-- Data shown start --

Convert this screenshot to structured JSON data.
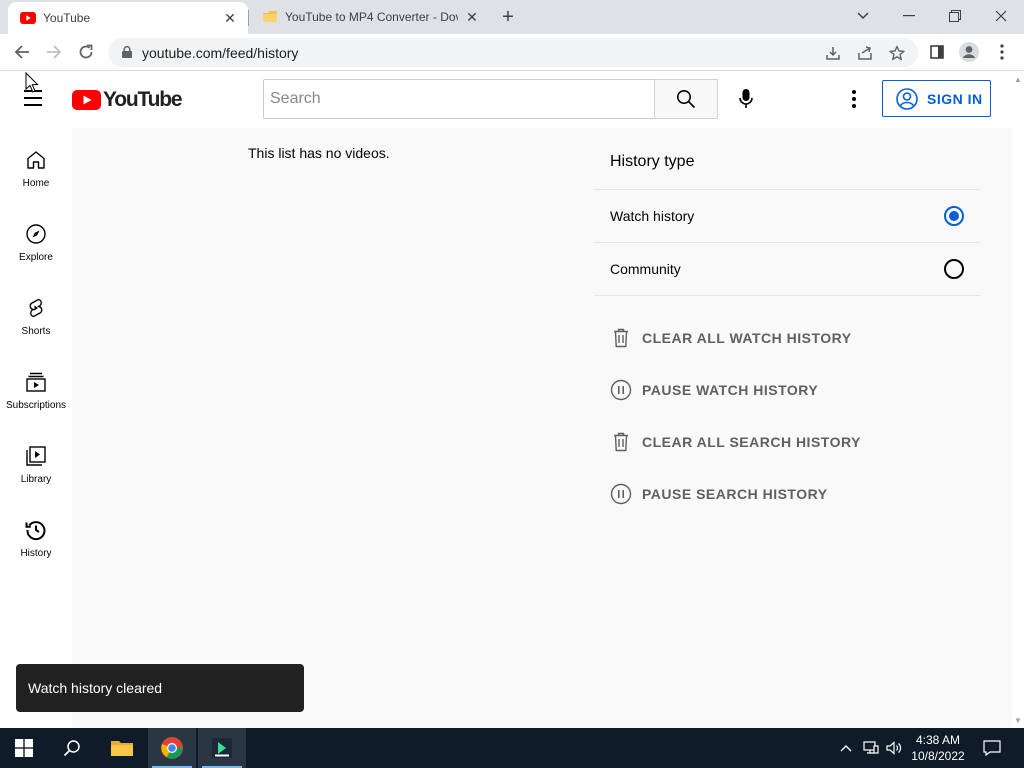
{
  "browser": {
    "tabs": [
      {
        "title": "YouTube",
        "active": true
      },
      {
        "title": "YouTube to MP4 Converter - Dov",
        "active": false
      }
    ],
    "new_tab_label": "+",
    "url": "youtube.com/feed/history"
  },
  "youtube": {
    "logo_text": "YouTube",
    "search_placeholder": "Search",
    "signin_label": "SIGN IN",
    "guide": [
      {
        "label": "Home",
        "icon": "home-icon"
      },
      {
        "label": "Explore",
        "icon": "compass-icon"
      },
      {
        "label": "Shorts",
        "icon": "shorts-icon"
      },
      {
        "label": "Subscriptions",
        "icon": "subscriptions-icon"
      },
      {
        "label": "Library",
        "icon": "library-icon"
      },
      {
        "label": "History",
        "icon": "history-icon"
      }
    ],
    "empty_message": "This list has no videos.",
    "history_panel": {
      "title": "History type",
      "options": [
        {
          "label": "Watch history",
          "selected": true
        },
        {
          "label": "Community",
          "selected": false
        }
      ],
      "actions": [
        {
          "label": "CLEAR ALL WATCH HISTORY",
          "icon": "trash-icon"
        },
        {
          "label": "PAUSE WATCH HISTORY",
          "icon": "pause-icon"
        },
        {
          "label": "CLEAR ALL SEARCH HISTORY",
          "icon": "trash-icon"
        },
        {
          "label": "PAUSE SEARCH HISTORY",
          "icon": "pause-icon"
        }
      ]
    },
    "toast": "Watch history cleared"
  },
  "taskbar": {
    "time": "4:38 AM",
    "date": "10/8/2022"
  },
  "colors": {
    "accent_blue": "#065fd4",
    "youtube_red": "#ff0000",
    "taskbar_bg": "#101b2a"
  }
}
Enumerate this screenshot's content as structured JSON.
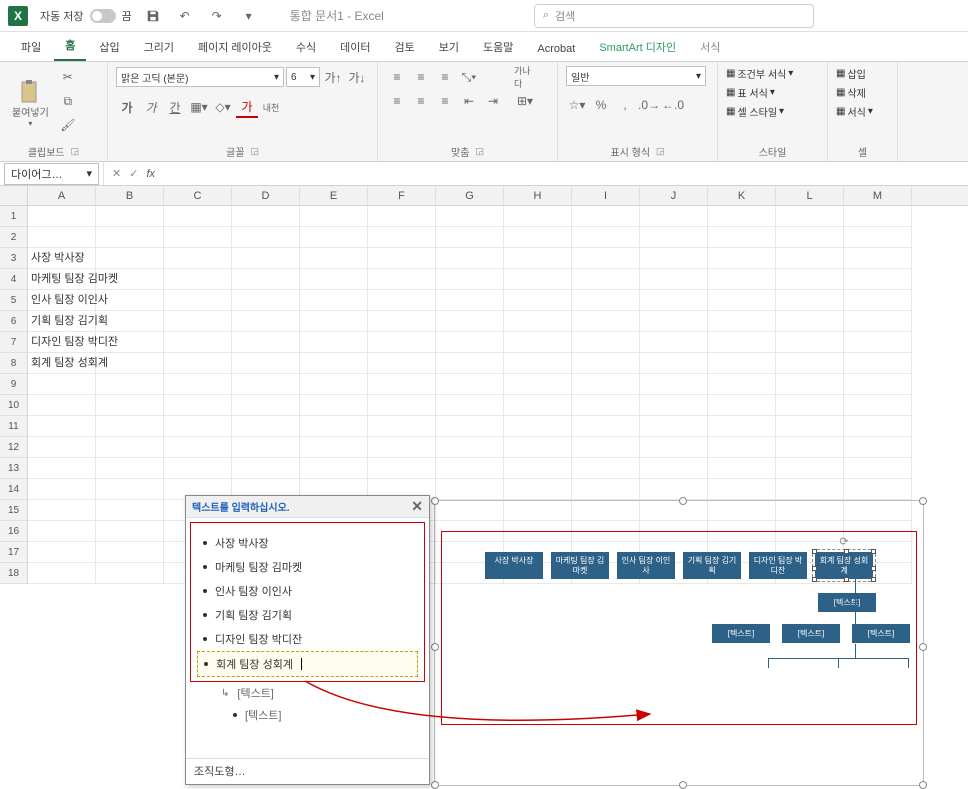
{
  "titlebar": {
    "autosave_label": "자동 저장",
    "autosave_state": "끔",
    "doc_title": "통합 문서1 - Excel",
    "search_placeholder": "검색"
  },
  "tabs": {
    "file": "파일",
    "home": "홈",
    "insert": "삽입",
    "draw": "그리기",
    "layout": "페이지 레이아웃",
    "formulas": "수식",
    "data": "데이터",
    "review": "검토",
    "view": "보기",
    "help": "도움말",
    "acrobat": "Acrobat",
    "smartart": "SmartArt 디자인",
    "format": "서식"
  },
  "ribbon": {
    "clipboard": {
      "label": "클립보드",
      "paste": "붙여넣기"
    },
    "font": {
      "label": "글꼴",
      "name": "맑은 고딕 (본문)",
      "size": "6",
      "bold": "가",
      "italic": "가",
      "underline": "간",
      "color": "가",
      "ganada": "내천"
    },
    "alignment": {
      "label": "맞춤",
      "wrap": "가나다"
    },
    "number": {
      "label": "표시 형식",
      "general": "일반"
    },
    "styles": {
      "label": "스타일",
      "cond": "조건부 서식",
      "table": "표 서식",
      "cell": "셀 스타일"
    },
    "cells": {
      "label": "셀",
      "insert": "삽입",
      "delete": "삭제",
      "format": "서식"
    }
  },
  "namebox": "다이어그…",
  "columns": [
    "A",
    "B",
    "C",
    "D",
    "E",
    "F",
    "G",
    "H",
    "I",
    "J",
    "K",
    "L",
    "M"
  ],
  "rows": [
    1,
    2,
    3,
    4,
    5,
    6,
    7,
    8,
    9,
    10,
    11,
    12,
    13,
    14,
    15,
    16,
    17,
    18
  ],
  "cell_data": {
    "A3": "사장 박사장",
    "A4": "마케팅 팀장 김마켓",
    "A5": "인사 팀장 이인사",
    "A6": "기획 팀장 김기획",
    "A7": "디자인 팀장 박디잔",
    "A8": "회계 팀장 성회계"
  },
  "text_pane": {
    "title": "텍스트를 입력하십시오.",
    "items": [
      "사장 박사장",
      "마케팅 팀장 김마켓",
      "인사 팀장 이인사",
      "기획 팀장 김기획",
      "디자인 팀장 박디잔",
      "회계 팀장 성회계"
    ],
    "placeholder": "[텍스트]",
    "footer": "조직도형…"
  },
  "smartart": {
    "boxes": [
      "사장 박사장",
      "마케팅 팀장 김마켓",
      "인사 팀장 이인사",
      "기획 팀장 김기획",
      "디자인 팀장 박디잔",
      "회계 팀장 성회계"
    ],
    "sub": "[텍스트]"
  }
}
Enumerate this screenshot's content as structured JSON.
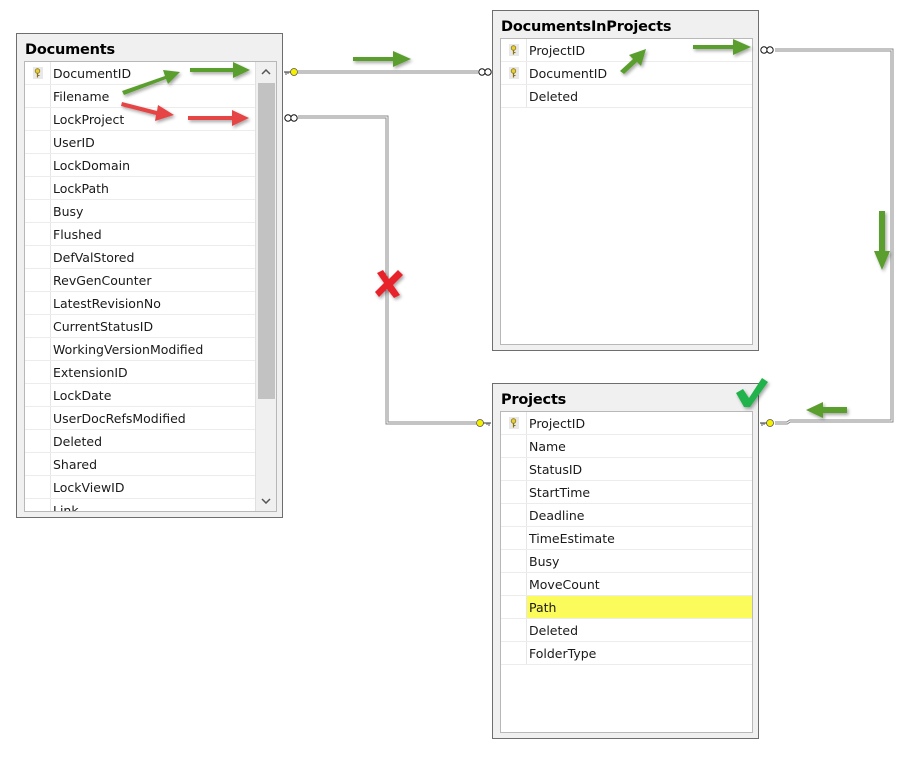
{
  "tables": {
    "documents": {
      "title": "Documents",
      "columns": [
        {
          "name": "DocumentID",
          "primary_key": true
        },
        {
          "name": "Filename"
        },
        {
          "name": "LockProject"
        },
        {
          "name": "UserID"
        },
        {
          "name": "LockDomain"
        },
        {
          "name": "LockPath"
        },
        {
          "name": "Busy"
        },
        {
          "name": "Flushed"
        },
        {
          "name": "DefValStored"
        },
        {
          "name": "RevGenCounter"
        },
        {
          "name": "LatestRevisionNo"
        },
        {
          "name": "CurrentStatusID"
        },
        {
          "name": "WorkingVersionModified"
        },
        {
          "name": "ExtensionID"
        },
        {
          "name": "LockDate"
        },
        {
          "name": "UserDocRefsModified"
        },
        {
          "name": "Deleted"
        },
        {
          "name": "Shared"
        },
        {
          "name": "LockViewID"
        },
        {
          "name": "Link"
        }
      ],
      "scroll_up_glyph": "˄",
      "scroll_down_glyph": "˅"
    },
    "documents_in_projects": {
      "title": "DocumentsInProjects",
      "columns": [
        {
          "name": "ProjectID",
          "primary_key": true
        },
        {
          "name": "DocumentID",
          "primary_key": true
        },
        {
          "name": "Deleted"
        }
      ]
    },
    "projects": {
      "title": "Projects",
      "columns": [
        {
          "name": "ProjectID",
          "primary_key": true
        },
        {
          "name": "Name"
        },
        {
          "name": "StatusID"
        },
        {
          "name": "StartTime"
        },
        {
          "name": "Deadline"
        },
        {
          "name": "TimeEstimate"
        },
        {
          "name": "Busy"
        },
        {
          "name": "MoveCount"
        },
        {
          "name": "Path",
          "highlighted": true
        },
        {
          "name": "Deleted"
        },
        {
          "name": "FolderType"
        }
      ]
    }
  },
  "relationships": [
    {
      "from": "Documents.DocumentID",
      "to": "DocumentsInProjects.DocumentID",
      "from_end": "key",
      "to_end": "infinity",
      "status": "valid"
    },
    {
      "from": "Documents.LockProject",
      "to": "Projects.ProjectID",
      "from_end": "infinity",
      "to_end": "key",
      "status": "invalid"
    },
    {
      "from": "DocumentsInProjects.ProjectID",
      "to": "Projects.ProjectID",
      "from_end": "infinity",
      "to_end": "key",
      "status": "valid"
    }
  ],
  "annotations": {
    "valid_color": "#5a9e2f",
    "invalid_color": "#e64545",
    "cross_mark": "invalid-relationship",
    "check_mark": "valid-relationship",
    "highlight_color": "#fbfb5c"
  }
}
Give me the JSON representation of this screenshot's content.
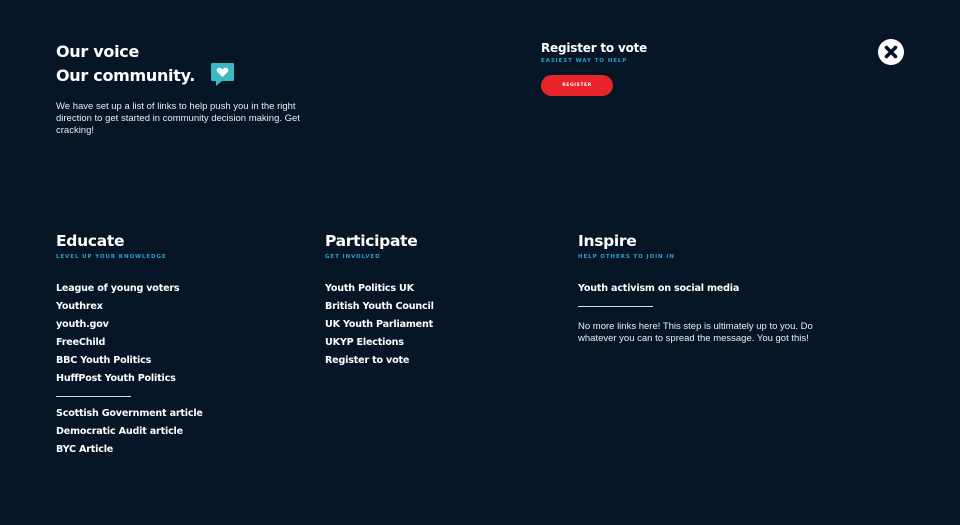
{
  "intro": {
    "title_line1": "Our voice",
    "title_line2": "Our community.",
    "description": "We have set up a list of links to help push you in the right direction to get started in community decision making. Get cracking!"
  },
  "register": {
    "title": "Register to vote",
    "subtitle": "EASIEST WAY TO HELP",
    "button_label": "REGISTER"
  },
  "colors": {
    "background": "#061626",
    "accent_teal": "#2aa0c6",
    "button_red": "#e8232a",
    "icon_teal": "#3bb8c4"
  },
  "icons": {
    "chat": "chat-heart-icon",
    "close": "close-icon"
  },
  "columns": {
    "educate": {
      "title": "Educate",
      "subtitle": "LEVEL UP YOUR KNOWLEDGE",
      "links": [
        "League of young voters",
        "Youthrex",
        "youth.gov",
        "FreeChild",
        "BBC Youth Politics",
        "HuffPost Youth Politics"
      ],
      "links_secondary": [
        "Scottish Government article",
        "Democratic Audit article",
        "BYC Article"
      ]
    },
    "participate": {
      "title": "Participate",
      "subtitle": "GET INVOLVED",
      "links": [
        "Youth Politics UK",
        "British Youth Council",
        "UK Youth Parliament",
        "UKYP Elections",
        "Register to vote"
      ]
    },
    "inspire": {
      "title": "Inspire",
      "subtitle": "HELP OTHERS TO JOIN IN",
      "links": [
        "Youth activism on social media"
      ],
      "description": "No more links here! This step is ultimately up to you. Do whatever you can to spread the message. You got this!"
    }
  }
}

-- Data shown end --

Directions: Return only those lines of the records that contain the string "JSON".

Worked answer:
Convert this screenshot to structured JSON data.
Enumerate this screenshot's content as structured JSON.
Enumerate this screenshot's content as structured JSON.
Give me the JSON representation of this screenshot's content.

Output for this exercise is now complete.